Requirement
In the ASF forum thread below, turn the paragraph that begins "Housing will be in a standard lab rack cage" into a short bulleted list that keeps its main facts.

# ASF guide



## Malc (Oct 27, 2009)

Last years holdbacks are now accepting adult multis, so I'm looking at options given the rising cost of my frozen food bill. The current going rate is around £1.50 each, so each week that's £10.50 to feed the seven royals in my collection. 

So I'm considering breeding my own. But have questions that I've struggled to find the answers to 

Most seem to suggest a colony of 3 to 4 females to a male, and keep them together all of the time. Given that each female could have upto 12 babies in a litter, and drop a litter every month, its clear that the growth of the colony would be rapid. So I'm looking at possibly a starting with just a pair, or maybe 2 females and a male.

Housing will be in a standard lab rack cage. With a water bottle and diet will be blocks / oats / pasta and the odd treat of mealworms. However the wife doesn't want rodents in the house, so the alternative will be an insulated (very well insulated) shed (actually the "warm" room of my observatory). Would this need heating. If so then the only alternative to that (if I persuade the wife) is to house them in the back bedroom where two of the 7 royals are housed... which I'm guessing will drive the snakes wild !

Presumably when it comes to rearing, once weaned (4-6 weeks from what I've read) you would remove the young to another cage and grow them on. I'm guessing I would need two cages to keep the young mice separate thus preventing them from breeding and ending up over run with ASFs? Is there any issue to housing lots of males together, especially if more get added on a monthly basis.

How long would it take before the young reach around the 50g mark and be ready for culling?

Is this as economically viable as it seems? - Granted there is the initial set up cost of cages, bottles, and then regular costs of bedding and food, but would this work out cheaper on such a small scale compared to spending £72 every six weeks on a frozen food order.?

Would welcome some feed back


----------



## SnakeBreeder (Mar 11, 2007)

Malc I have been breeding mice and rats for over 30 years and ASF's for maybe 15 or 20 of those.
The thing to remember with ASF's is they chew. Anything that can be chewed and destroyed will be. Pet shop cages don't work, you need proper laboratory cages. Did I mention THEY CHEW EVERYTHING. 

Water bottles should be outside the cage, where they cant be got at, and have stainless steel tips.

Raw records

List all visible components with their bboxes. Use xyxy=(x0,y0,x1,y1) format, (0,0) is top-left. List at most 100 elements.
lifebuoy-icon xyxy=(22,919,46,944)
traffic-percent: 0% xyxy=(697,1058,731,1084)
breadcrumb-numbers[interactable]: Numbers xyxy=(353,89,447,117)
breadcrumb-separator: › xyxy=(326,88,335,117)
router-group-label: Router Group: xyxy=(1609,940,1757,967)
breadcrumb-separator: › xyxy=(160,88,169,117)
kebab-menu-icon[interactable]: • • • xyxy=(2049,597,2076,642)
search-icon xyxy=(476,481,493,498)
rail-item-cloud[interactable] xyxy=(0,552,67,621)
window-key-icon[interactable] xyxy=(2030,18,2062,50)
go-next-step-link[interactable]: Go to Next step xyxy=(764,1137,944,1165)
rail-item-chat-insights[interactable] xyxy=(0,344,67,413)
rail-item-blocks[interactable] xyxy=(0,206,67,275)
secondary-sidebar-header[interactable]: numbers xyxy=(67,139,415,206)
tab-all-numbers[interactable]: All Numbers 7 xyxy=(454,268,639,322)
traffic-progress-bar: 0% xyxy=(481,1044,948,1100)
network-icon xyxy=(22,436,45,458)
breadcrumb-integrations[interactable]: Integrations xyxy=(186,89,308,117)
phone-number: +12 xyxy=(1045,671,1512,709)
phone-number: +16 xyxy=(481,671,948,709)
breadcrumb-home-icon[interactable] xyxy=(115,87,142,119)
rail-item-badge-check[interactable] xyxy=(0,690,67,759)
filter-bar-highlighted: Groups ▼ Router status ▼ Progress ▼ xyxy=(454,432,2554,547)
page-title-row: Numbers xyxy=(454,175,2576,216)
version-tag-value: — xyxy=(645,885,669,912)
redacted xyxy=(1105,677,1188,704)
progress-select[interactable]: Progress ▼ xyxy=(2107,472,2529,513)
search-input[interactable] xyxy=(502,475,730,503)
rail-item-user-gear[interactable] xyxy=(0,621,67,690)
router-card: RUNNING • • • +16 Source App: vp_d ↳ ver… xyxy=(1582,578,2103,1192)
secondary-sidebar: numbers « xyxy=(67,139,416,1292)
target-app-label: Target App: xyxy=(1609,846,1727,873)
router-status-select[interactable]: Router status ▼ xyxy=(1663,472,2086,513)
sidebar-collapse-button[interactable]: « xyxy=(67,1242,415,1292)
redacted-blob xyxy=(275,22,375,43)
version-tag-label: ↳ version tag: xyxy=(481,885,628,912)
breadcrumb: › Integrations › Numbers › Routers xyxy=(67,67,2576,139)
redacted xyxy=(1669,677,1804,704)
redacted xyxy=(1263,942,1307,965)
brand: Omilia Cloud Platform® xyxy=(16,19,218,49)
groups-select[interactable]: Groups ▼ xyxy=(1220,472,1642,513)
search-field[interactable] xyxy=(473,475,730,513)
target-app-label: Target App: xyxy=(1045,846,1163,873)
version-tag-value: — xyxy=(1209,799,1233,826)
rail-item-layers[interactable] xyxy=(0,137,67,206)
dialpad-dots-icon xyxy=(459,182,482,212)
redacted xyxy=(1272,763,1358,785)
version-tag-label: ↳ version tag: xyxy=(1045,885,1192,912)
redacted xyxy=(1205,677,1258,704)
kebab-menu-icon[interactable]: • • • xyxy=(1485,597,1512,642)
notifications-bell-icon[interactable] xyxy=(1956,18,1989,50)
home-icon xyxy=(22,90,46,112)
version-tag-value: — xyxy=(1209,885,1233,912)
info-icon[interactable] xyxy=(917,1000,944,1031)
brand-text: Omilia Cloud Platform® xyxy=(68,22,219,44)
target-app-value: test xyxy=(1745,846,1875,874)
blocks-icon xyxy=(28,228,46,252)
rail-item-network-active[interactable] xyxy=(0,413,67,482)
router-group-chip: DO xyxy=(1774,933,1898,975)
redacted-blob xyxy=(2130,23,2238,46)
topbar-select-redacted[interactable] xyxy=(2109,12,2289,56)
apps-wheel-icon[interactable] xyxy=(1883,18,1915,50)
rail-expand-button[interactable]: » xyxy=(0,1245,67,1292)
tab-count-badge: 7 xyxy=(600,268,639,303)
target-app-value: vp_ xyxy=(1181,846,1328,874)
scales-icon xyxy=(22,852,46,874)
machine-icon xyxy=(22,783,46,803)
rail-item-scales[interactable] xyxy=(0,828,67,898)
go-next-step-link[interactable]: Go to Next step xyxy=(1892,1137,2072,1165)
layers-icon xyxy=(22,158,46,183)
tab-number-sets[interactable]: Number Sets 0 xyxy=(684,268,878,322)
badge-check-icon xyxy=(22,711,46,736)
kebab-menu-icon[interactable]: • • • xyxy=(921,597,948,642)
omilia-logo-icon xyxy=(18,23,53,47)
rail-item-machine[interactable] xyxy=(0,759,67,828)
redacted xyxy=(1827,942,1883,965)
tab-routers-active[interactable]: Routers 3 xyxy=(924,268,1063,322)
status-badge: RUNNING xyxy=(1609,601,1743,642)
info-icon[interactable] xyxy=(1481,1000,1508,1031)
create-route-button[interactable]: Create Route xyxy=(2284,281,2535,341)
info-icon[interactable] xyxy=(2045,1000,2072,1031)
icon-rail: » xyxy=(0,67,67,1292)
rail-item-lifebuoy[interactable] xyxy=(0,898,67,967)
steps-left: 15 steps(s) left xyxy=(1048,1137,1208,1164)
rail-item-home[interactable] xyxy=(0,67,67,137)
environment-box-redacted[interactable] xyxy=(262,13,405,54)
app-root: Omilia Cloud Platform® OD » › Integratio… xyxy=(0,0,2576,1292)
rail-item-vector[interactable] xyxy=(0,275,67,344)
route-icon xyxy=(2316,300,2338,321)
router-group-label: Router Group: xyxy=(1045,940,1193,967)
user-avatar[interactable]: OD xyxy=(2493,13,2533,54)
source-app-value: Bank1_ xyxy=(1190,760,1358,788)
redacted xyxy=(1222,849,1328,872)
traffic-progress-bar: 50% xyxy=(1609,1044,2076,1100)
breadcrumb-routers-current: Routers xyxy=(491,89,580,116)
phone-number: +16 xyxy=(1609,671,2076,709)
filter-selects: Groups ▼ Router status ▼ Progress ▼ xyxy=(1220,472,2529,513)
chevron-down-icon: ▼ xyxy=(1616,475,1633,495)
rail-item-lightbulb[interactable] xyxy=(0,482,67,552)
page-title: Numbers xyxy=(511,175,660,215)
* * *
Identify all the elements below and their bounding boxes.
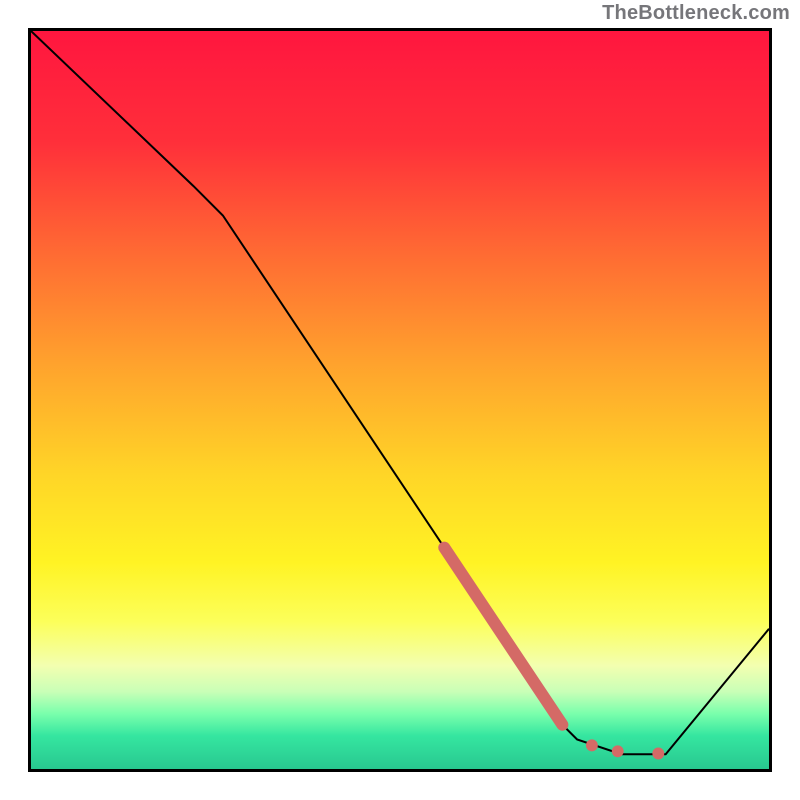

Response
- Housing: a standard lab rack cage with a water bottle.
- Diet: blocks, oats and pasta, with the odd treat of mealworms.
- The wife doesn't want rodents in the house, so the alternative is a very well insulated shed (the "warm" room of the observatory).
- Open question: would the shed need heating?
- If so, the only other option, if the wife agrees, is the back bedroom where two of the seven royals are housed, which the poster guesses will drive the snakes wild.